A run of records
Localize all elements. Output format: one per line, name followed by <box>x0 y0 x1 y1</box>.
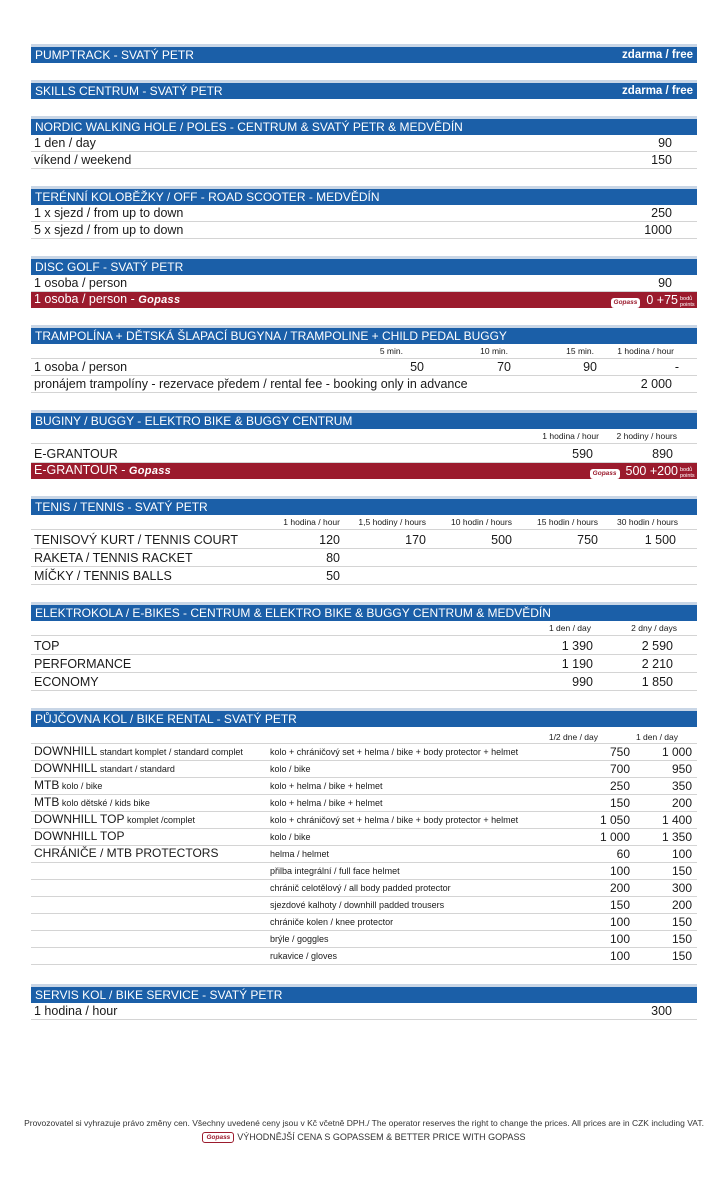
footer-gopass-line <box>0 1132 728 1143</box>
row-value: 90 <box>658 136 672 150</box>
gopass-price-row <box>31 463 697 479</box>
row-value: 990 <box>572 675 593 689</box>
row-label: TENISOVÝ KURT / TENNIS COURT <box>34 533 238 547</box>
section-buggy <box>31 410 697 479</box>
bike-rental-row <box>31 795 697 812</box>
points-label: bodů points <box>680 467 695 479</box>
section-header <box>31 80 697 99</box>
section-header <box>31 602 697 621</box>
col-header: 1 hodina / hour <box>617 346 674 356</box>
price-row <box>31 444 697 463</box>
section-header <box>31 496 697 515</box>
row-value: 1 390 <box>561 639 593 653</box>
bike-rental-row <box>31 880 697 897</box>
row-value: 1000 <box>644 223 672 237</box>
item-description: kolo + chráničový set + helma / bike + body protector + helmet <box>270 815 519 825</box>
row-value: 150 <box>671 864 692 878</box>
row-value: 150 <box>671 949 692 963</box>
bike-rental-row <box>31 931 697 948</box>
row-label <box>34 743 270 760</box>
price-row <box>31 655 697 673</box>
row-value: 1 350 <box>661 830 692 844</box>
row-label: E-GRANTOUR - Gopass <box>34 463 172 477</box>
item-description: kolo / bike <box>270 832 311 842</box>
row-value: 70 <box>497 360 511 374</box>
row-value: 750 <box>577 533 598 547</box>
row-label: RAKETA / TENNIS RACKET <box>34 551 193 565</box>
section-title: SERVIS KOL / BIKE SERVICE - SVATÝ PETR <box>35 988 283 1002</box>
row-value: 2 000 <box>640 377 672 391</box>
item-description: rukavice / gloves <box>270 951 338 961</box>
section-header <box>31 984 697 1003</box>
item-subtitle: komplet /complet <box>124 815 195 825</box>
col-header: 15 min. <box>566 346 594 356</box>
row-label: 1 den / day <box>34 136 96 150</box>
bike-rental-row <box>31 829 697 846</box>
row-label: E-GRANTOUR <box>34 447 118 461</box>
bike-rental-rows <box>31 744 697 965</box>
item-description: kolo + chráničový set + helma / bike + body protector + helmet <box>270 747 519 757</box>
row-label <box>34 794 270 811</box>
row-value: 200 <box>671 796 692 810</box>
row-value: 200 <box>671 898 692 912</box>
item-description: sjezdové kalhoty / downhill padded trousers <box>270 900 445 910</box>
item-subtitle: standart komplet / standard complet <box>97 747 243 757</box>
row-value: 700 <box>609 762 630 776</box>
col-header: 1 den / day <box>548 623 591 633</box>
item-name: MTB <box>34 795 60 809</box>
bike-rental-row <box>31 812 697 829</box>
row-label <box>34 811 270 828</box>
row-value: 350 <box>671 779 692 793</box>
item-name: DOWNHILL <box>34 744 98 758</box>
section-title: TRAMPOLÍNA + DĚTSKÁ ŠLAPACÍ BUGYNA / TRAMPOLINE + CHILD PEDAL BUGGY <box>35 329 507 343</box>
row-label: víkend / weekend <box>34 153 132 167</box>
row-value: 500 <box>491 533 512 547</box>
price-row <box>31 135 697 152</box>
gopass-logo: Gopass <box>138 294 181 306</box>
row-value: 150 <box>609 898 630 912</box>
section-bike-service <box>31 984 697 1020</box>
price-row <box>31 673 697 691</box>
col-header: 1 hodina / hour <box>542 431 599 441</box>
item-description: chrániče kolen / knee protector <box>270 917 394 927</box>
col-header: 1/2 dne / day <box>548 732 598 742</box>
row-value: 1 500 <box>644 533 676 547</box>
price-list <box>31 44 697 1020</box>
col-header: 15 hodin / hours <box>537 517 598 527</box>
item-description: kolo + helma / bike + helmet <box>270 798 383 808</box>
item-name: MTB <box>34 778 60 792</box>
row-label: 1 osoba / person <box>34 360 128 374</box>
row-value: 170 <box>405 533 426 547</box>
column-headers <box>31 429 697 444</box>
column-headers <box>31 727 697 744</box>
section-price: zdarma / free <box>622 85 693 97</box>
row-value: 250 <box>609 779 630 793</box>
section-title: DISC GOLF - SVATÝ PETR <box>35 260 184 274</box>
item-description: kolo + helma / bike + helmet <box>270 781 383 791</box>
row-value: 500 +200 <box>625 464 678 478</box>
price-row <box>31 359 697 376</box>
section-title: PUMPTRACK - SVATÝ PETR <box>35 48 194 62</box>
row-value: - <box>674 360 679 374</box>
row-value: 750 <box>609 745 630 759</box>
row-label: pronájem trampolíny - rezervace předem / rental fee - booking only in advance <box>34 377 468 391</box>
row-value: 950 <box>671 762 692 776</box>
section-price: zdarma / free <box>622 49 693 61</box>
row-value: 50 <box>326 569 340 583</box>
col-header: 5 min. <box>379 346 403 356</box>
footer-gopass-text: VÝHODNĚJŠÍ CENA S GOPASSEM & BETTER PRICE WITH GOPASS <box>237 1132 526 1142</box>
item-description: kolo / bike <box>270 764 311 774</box>
column-headers <box>31 515 697 530</box>
row-value: 100 <box>609 915 630 929</box>
row-value: 300 <box>671 881 692 895</box>
row-value: 80 <box>326 551 340 565</box>
row-value: 60 <box>616 847 630 861</box>
price-row <box>31 1003 697 1020</box>
price-row <box>31 152 697 169</box>
row-value: 1 850 <box>641 675 673 689</box>
col-header: 1 den / day <box>635 732 678 742</box>
row-value: 1 000 <box>599 830 630 844</box>
section-header <box>31 256 697 275</box>
bike-rental-row <box>31 897 697 914</box>
bike-rental-row <box>31 761 697 778</box>
row-value: 120 <box>319 533 340 547</box>
item-description: helma / helmet <box>270 849 330 859</box>
section-title: TERÉNNÍ KOLOBĚŽKY / OFF - ROAD SCOOTER - MEDVĚDÍN <box>35 190 380 204</box>
item-subtitle: kolo dětské / kids bike <box>59 798 150 808</box>
col-header: 2 hodiny / hours <box>616 431 677 441</box>
section-skills <box>31 80 697 99</box>
item-description: přilba integrální / full face helmet <box>270 866 400 876</box>
section-title: ELEKTROKOLA / E-BIKES - CENTRUM & ELEKTRO BIKE & BUGGY CENTRUM & MEDVĚDÍN <box>35 606 551 620</box>
col-header: 30 hodin / hours <box>617 517 678 527</box>
price-row <box>31 636 697 655</box>
section-tennis <box>31 496 697 585</box>
row-label: 1 osoba / person <box>34 276 128 290</box>
section-bike-rental <box>31 708 697 965</box>
row-value: 300 <box>651 1004 672 1018</box>
row-value: 2 590 <box>641 639 673 653</box>
col-header: 10 min. <box>480 346 508 356</box>
row-value: 250 <box>651 206 672 220</box>
section-pumptrack <box>31 44 697 63</box>
row-label: 1 x sjezd / from up to down <box>34 206 184 220</box>
section-header <box>31 116 697 135</box>
row-label <box>34 777 270 794</box>
gopass-badge-icon: Gopass <box>202 1132 234 1143</box>
footer <box>0 1118 728 1143</box>
row-label: PERFORMANCE <box>34 657 132 671</box>
section-header <box>31 44 697 63</box>
gopass-badge-icon: Gopass <box>590 469 620 479</box>
row-value: 150 <box>671 915 692 929</box>
price-row <box>31 275 697 292</box>
row-label <box>34 760 270 777</box>
section-title: SKILLS CENTRUM - SVATÝ PETR <box>35 84 223 98</box>
row-label: ECONOMY <box>34 675 99 689</box>
gopass-price-row <box>31 292 697 308</box>
gopass-logo: Gopass <box>128 465 172 477</box>
row-value: 100 <box>671 847 692 861</box>
row-value: 200 <box>609 881 630 895</box>
section-title: TENIS / TENNIS - SVATÝ PETR <box>35 500 208 514</box>
col-header: 1,5 hodiny / hours <box>358 517 426 527</box>
price-row <box>31 222 697 239</box>
section-nordic-walking <box>31 116 697 169</box>
bike-rental-row <box>31 846 697 863</box>
row-value: 100 <box>609 949 630 963</box>
bike-rental-row <box>31 778 697 795</box>
row-label <box>34 845 270 862</box>
row-value: 1 400 <box>661 813 692 827</box>
section-scooter <box>31 186 697 239</box>
row-value: 590 <box>572 447 593 461</box>
item-name: DOWNHILL TOP <box>34 812 125 826</box>
item-description: chránič celotělový / all body padded protector <box>270 883 451 893</box>
row-value: 90 <box>658 276 672 290</box>
row-value: 0 +75 <box>646 293 678 307</box>
bike-rental-row <box>31 863 697 880</box>
row-value: 150 <box>651 153 672 167</box>
row-label: 1 osoba / person - Gopass <box>34 292 181 306</box>
row-label <box>34 828 270 845</box>
price-row <box>31 376 697 393</box>
section-title: BUGINY / BUGGY - ELEKTRO BIKE & BUGGY CENTRUM <box>35 414 353 428</box>
row-value: 100 <box>609 864 630 878</box>
col-header: 2 dny / days <box>631 623 677 633</box>
price-row <box>31 530 697 549</box>
section-ebikes <box>31 602 697 691</box>
row-value: 1 190 <box>561 657 593 671</box>
section-title: PŮJČOVNA KOL / BIKE RENTAL - SVATÝ PETR <box>35 712 297 726</box>
bike-rental-row <box>31 744 697 761</box>
footer-disclaimer: Provozovatel si vyhrazuje právo změny cen. Všechny uvedené ceny jsou v Kč včetně DPH./ The operator reserves the right to change the prices. All prices are in CZK including VAT. <box>24 1118 704 1128</box>
points-label: bodů points <box>680 296 695 308</box>
row-label: MÍČKY / TENNIS BALLS <box>34 569 172 583</box>
col-header: 1 hodina / hour <box>283 517 340 527</box>
section-header <box>31 186 697 205</box>
column-headers <box>31 344 697 359</box>
price-row <box>31 567 697 585</box>
row-value: 1 050 <box>599 813 630 827</box>
price-row <box>31 549 697 567</box>
row-value: 1 000 <box>661 745 692 759</box>
item-name: CHRÁNIČE / MTB PROTECTORS <box>34 846 219 860</box>
section-trampoline <box>31 325 697 393</box>
section-header <box>31 708 697 727</box>
bike-rental-row <box>31 914 697 931</box>
gopass-badge-icon: Gopass <box>611 298 641 308</box>
row-value: 150 <box>609 796 630 810</box>
section-header <box>31 325 697 344</box>
section-title: NORDIC WALKING HOLE / POLES - CENTRUM & SVATÝ PETR & MEDVĚDÍN <box>35 120 463 134</box>
item-subtitle: standart / standard <box>97 764 175 774</box>
item-name: DOWNHILL TOP <box>34 829 125 843</box>
row-value: 90 <box>583 360 597 374</box>
row-value: 50 <box>410 360 424 374</box>
row-value: 890 <box>652 447 673 461</box>
item-description: brýle / goggles <box>270 934 329 944</box>
row-label: TOP <box>34 639 60 653</box>
item-name: DOWNHILL <box>34 761 98 775</box>
row-value: 150 <box>671 932 692 946</box>
row-value: 100 <box>609 932 630 946</box>
bike-rental-row <box>31 948 697 965</box>
section-disc-golf <box>31 256 697 308</box>
column-headers <box>31 621 697 636</box>
row-value: 2 210 <box>641 657 673 671</box>
item-subtitle: kolo / bike <box>59 781 103 791</box>
col-header: 10 hodin / hours <box>451 517 512 527</box>
row-label: 1 hodina / hour <box>34 1004 118 1018</box>
section-header <box>31 410 697 429</box>
row-label: 5 x sjezd / from up to down <box>34 223 184 237</box>
price-row <box>31 205 697 222</box>
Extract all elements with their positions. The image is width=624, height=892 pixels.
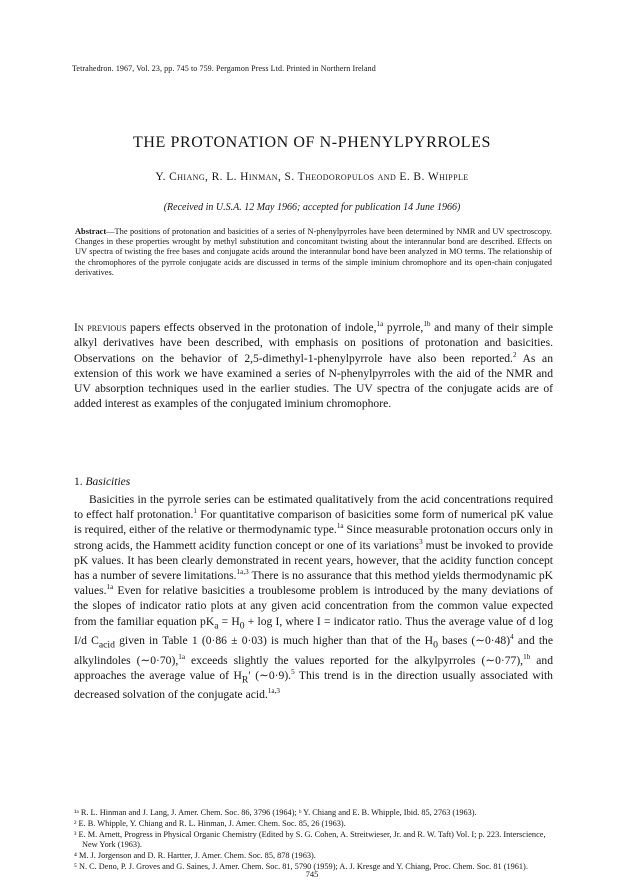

▶ _Problem details_: Return the lines from the one containing "footer-gopass-line <box>0 1132 728 1143</box>" to the one containing "section-buggy <box>31 410 697 479</box>", both included, without changing them.

▶ _Solution for this task_:
footer-gopass-line <box>0 1132 728 1143</box>
row-value: 90 <box>658 136 672 150</box>
gopass-price-row <box>31 463 697 479</box>
row-value: 990 <box>572 675 593 689</box>
row-label: TENISOVÝ KURT / TENNIS COURT <box>34 533 238 547</box>
section-buggy <box>31 410 697 479</box>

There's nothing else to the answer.